Repeat each line word for word.

▸ **DATA IN THIS EXERCISE**
▬▬▬▬▬▬▬▬▬▬

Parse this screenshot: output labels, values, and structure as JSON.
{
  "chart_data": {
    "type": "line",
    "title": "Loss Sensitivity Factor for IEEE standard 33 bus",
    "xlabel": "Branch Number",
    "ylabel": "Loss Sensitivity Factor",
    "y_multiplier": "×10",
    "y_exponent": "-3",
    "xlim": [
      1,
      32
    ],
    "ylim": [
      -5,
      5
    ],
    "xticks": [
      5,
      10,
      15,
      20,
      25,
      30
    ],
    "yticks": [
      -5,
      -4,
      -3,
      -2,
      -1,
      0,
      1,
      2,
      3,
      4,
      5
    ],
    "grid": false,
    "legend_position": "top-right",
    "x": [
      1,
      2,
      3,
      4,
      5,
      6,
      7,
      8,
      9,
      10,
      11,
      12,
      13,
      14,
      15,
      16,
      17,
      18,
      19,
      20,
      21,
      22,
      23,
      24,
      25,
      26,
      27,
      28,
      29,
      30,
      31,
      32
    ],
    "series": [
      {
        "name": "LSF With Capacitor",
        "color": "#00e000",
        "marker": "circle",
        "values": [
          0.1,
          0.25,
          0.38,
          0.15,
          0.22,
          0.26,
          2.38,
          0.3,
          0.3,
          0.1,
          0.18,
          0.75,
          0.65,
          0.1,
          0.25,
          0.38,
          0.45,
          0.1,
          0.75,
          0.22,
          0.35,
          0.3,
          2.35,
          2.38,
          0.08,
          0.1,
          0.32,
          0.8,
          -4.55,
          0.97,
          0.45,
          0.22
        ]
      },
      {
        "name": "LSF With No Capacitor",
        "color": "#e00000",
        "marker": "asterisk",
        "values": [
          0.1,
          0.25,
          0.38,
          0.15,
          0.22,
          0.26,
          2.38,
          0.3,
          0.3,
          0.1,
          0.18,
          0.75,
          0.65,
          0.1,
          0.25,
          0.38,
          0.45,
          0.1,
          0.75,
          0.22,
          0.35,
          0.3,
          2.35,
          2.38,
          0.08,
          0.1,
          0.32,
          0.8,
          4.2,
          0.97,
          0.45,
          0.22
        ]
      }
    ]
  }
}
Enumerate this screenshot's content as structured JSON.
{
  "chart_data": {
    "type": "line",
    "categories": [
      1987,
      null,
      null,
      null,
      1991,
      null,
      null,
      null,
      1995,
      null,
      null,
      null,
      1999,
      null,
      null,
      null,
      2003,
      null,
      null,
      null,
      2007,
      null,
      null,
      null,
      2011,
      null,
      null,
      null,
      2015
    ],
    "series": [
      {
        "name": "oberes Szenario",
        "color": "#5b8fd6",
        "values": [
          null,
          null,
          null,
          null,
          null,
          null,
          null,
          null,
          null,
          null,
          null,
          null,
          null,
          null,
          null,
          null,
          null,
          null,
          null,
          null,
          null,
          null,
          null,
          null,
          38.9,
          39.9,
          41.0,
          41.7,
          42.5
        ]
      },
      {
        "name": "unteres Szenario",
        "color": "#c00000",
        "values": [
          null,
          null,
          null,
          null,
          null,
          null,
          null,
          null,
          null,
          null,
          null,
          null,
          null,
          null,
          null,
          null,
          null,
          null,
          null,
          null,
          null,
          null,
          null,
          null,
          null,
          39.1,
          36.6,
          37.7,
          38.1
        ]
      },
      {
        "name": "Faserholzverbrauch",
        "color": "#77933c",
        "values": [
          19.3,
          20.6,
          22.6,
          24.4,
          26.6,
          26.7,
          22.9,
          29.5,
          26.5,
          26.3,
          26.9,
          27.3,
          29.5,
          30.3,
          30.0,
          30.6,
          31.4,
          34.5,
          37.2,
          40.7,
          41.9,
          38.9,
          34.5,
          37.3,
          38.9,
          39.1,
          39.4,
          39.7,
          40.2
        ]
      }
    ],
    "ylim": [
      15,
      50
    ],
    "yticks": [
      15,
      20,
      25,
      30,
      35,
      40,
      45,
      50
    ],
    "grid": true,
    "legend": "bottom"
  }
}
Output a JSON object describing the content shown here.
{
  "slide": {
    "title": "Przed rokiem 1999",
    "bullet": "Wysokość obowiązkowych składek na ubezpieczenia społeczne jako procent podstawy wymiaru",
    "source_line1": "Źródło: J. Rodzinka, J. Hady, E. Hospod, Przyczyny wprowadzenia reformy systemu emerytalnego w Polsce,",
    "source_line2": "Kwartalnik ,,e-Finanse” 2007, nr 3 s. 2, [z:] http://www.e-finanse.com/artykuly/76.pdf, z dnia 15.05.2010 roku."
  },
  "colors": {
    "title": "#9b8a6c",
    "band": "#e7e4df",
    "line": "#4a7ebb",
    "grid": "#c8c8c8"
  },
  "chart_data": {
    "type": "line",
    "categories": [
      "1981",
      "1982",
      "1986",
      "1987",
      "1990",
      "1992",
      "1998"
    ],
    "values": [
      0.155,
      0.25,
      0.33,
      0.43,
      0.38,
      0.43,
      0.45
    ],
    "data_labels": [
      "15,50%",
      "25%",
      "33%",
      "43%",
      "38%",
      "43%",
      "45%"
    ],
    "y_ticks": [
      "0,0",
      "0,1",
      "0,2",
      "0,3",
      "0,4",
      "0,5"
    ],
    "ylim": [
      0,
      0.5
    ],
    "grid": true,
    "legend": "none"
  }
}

▬▬▬▬▬▬▬▬▬▬

▸ **EXERCISE ANSWER**
Parse this screenshot: output labels, values, and structure as JSON.
{
  "chart_data": {
    "type": "line",
    "title": "Loss Sensitivity Factor for IEEE standard 33 bus",
    "xlabel": "Branch Number",
    "ylabel": "Loss Sensitivity Factor",
    "y_multiplier": "×10",
    "y_exponent": "-3",
    "xlim": [
      1,
      32
    ],
    "ylim": [
      -5,
      5
    ],
    "xticks": [
      5,
      10,
      15,
      20,
      25,
      30
    ],
    "yticks": [
      -5,
      -4,
      -3,
      -2,
      -1,
      0,
      1,
      2,
      3,
      4,
      5
    ],
    "grid": false,
    "legend_position": "top-right",
    "x": [
      1,
      2,
      3,
      4,
      5,
      6,
      7,
      8,
      9,
      10,
      11,
      12,
      13,
      14,
      15,
      16,
      17,
      18,
      19,
      20,
      21,
      22,
      23,
      24,
      25,
      26,
      27,
      28,
      29,
      30,
      31,
      32
    ],
    "series": [
      {
        "name": "LSF With Capacitor",
        "color": "#00e000",
        "marker": "circle",
        "values": [
          0.1,
          0.25,
          0.38,
          0.15,
          0.22,
          0.26,
          2.38,
          0.3,
          0.3,
          0.1,
          0.18,
          0.75,
          0.65,
          0.1,
          0.25,
          0.38,
          0.45,
          0.1,
          0.75,
          0.22,
          0.35,
          0.3,
          2.35,
          2.38,
          0.08,
          0.1,
          0.32,
          0.8,
          -4.55,
          0.97,
          0.45,
          0.22
        ]
      },
      {
        "name": "LSF With No Capacitor",
        "color": "#e00000",
        "marker": "asterisk",
        "values": [
          0.1,
          0.25,
          0.38,
          0.15,
          0.22,
          0.26,
          2.38,
          0.3,
          0.3,
          0.1,
          0.18,
          0.75,
          0.65,
          0.1,
          0.25,
          0.38,
          0.45,
          0.1,
          0.75,
          0.22,
          0.35,
          0.3,
          2.35,
          2.38,
          0.08,
          0.1,
          0.32,
          0.8,
          4.2,
          0.97,
          0.45,
          0.22
        ]
      }
    ]
  }
}
Enumerate this screenshot's content as structured JSON.
{
  "chart_data": {
    "type": "line",
    "categories": [
      1987,
      null,
      null,
      null,
      1991,
      null,
      null,
      null,
      1995,
      null,
      null,
      null,
      1999,
      null,
      null,
      null,
      2003,
      null,
      null,
      null,
      2007,
      null,
      null,
      null,
      2011,
      null,
      null,
      null,
      2015
    ],
    "series": [
      {
        "name": "oberes Szenario",
        "color": "#5b8fd6",
        "values": [
          null,
          null,
          null,
          null,
          null,
          null,
          null,
          null,
          null,
          null,
          null,
          null,
          null,
          null,
          null,
          null,
          null,
          null,
          null,
          null,
          null,
          null,
          null,
          null,
          38.9,
          39.9,
          41.0,
          41.7,
          42.5
        ]
      },
      {
        "name": "unteres Szenario",
        "color": "#c00000",
        "values": [
          null,
          null,
          null,
          null,
          null,
          null,
          null,
          null,
          null,
          null,
          null,
          null,
          null,
          null,
          null,
          null,
          null,
          null,
          null,
          null,
          null,
          null,
          null,
          null,
          null,
          39.1,
          36.6,
          37.7,
          38.1
        ]
      },
      {
        "name": "Faserholzverbrauch",
        "color": "#77933c",
        "values": [
          19.3,
          20.6,
          22.6,
          24.4,
          26.6,
          26.7,
          22.9,
          29.5,
          26.5,
          26.3,
          26.9,
          27.3,
          29.5,
          30.3,
          30.0,
          30.6,
          31.4,
          34.5,
          37.2,
          40.7,
          41.9,
          38.9,
          34.5,
          37.3,
          38.9,
          39.1,
          39.4,
          39.7,
          40.2
        ]
      }
    ],
    "ylim": [
      15,
      50
    ],
    "yticks": [
      15,
      20,
      25,
      30,
      35,
      40,
      45,
      50
    ],
    "grid": true,
    "legend": "bottom"
  }
}
Output a JSON object describing the content shown here.
{
  "slide": {
    "title": "Przed rokiem 1999",
    "bullet": "Wysokość obowiązkowych składek na ubezpieczenia społeczne jako procent podstawy wymiaru",
    "source_line1": "Źródło: J. Rodzinka, J. Hady, E. Hospod, Przyczyny wprowadzenia reformy systemu emerytalnego w Polsce,",
    "source_line2": "Kwartalnik ,,e-Finanse” 2007, nr 3 s. 2, [z:] http://www.e-finanse.com/artykuly/76.pdf, z dnia 15.05.2010 roku."
  },
  "colors": {
    "title": "#9b8a6c",
    "band": "#e7e4df",
    "line": "#4a7ebb",
    "grid": "#c8c8c8"
  },
  "chart_data": {
    "type": "line",
    "categories": [
      "1981",
      "1982",
      "1986",
      "1987",
      "1990",
      "1992",
      "1998"
    ],
    "values": [
      0.155,
      0.25,
      0.33,
      0.43,
      0.38,
      0.43,
      0.45
    ],
    "data_labels": [
      "15,50%",
      "25%",
      "33%",
      "43%",
      "38%",
      "43%",
      "45%"
    ],
    "y_ticks": [
      "0,0",
      "0,1",
      "0,2",
      "0,3",
      "0,4",
      "0,5"
    ],
    "ylim": [
      0,
      0.5
    ],
    "grid": true,
    "legend": "none"
  }
}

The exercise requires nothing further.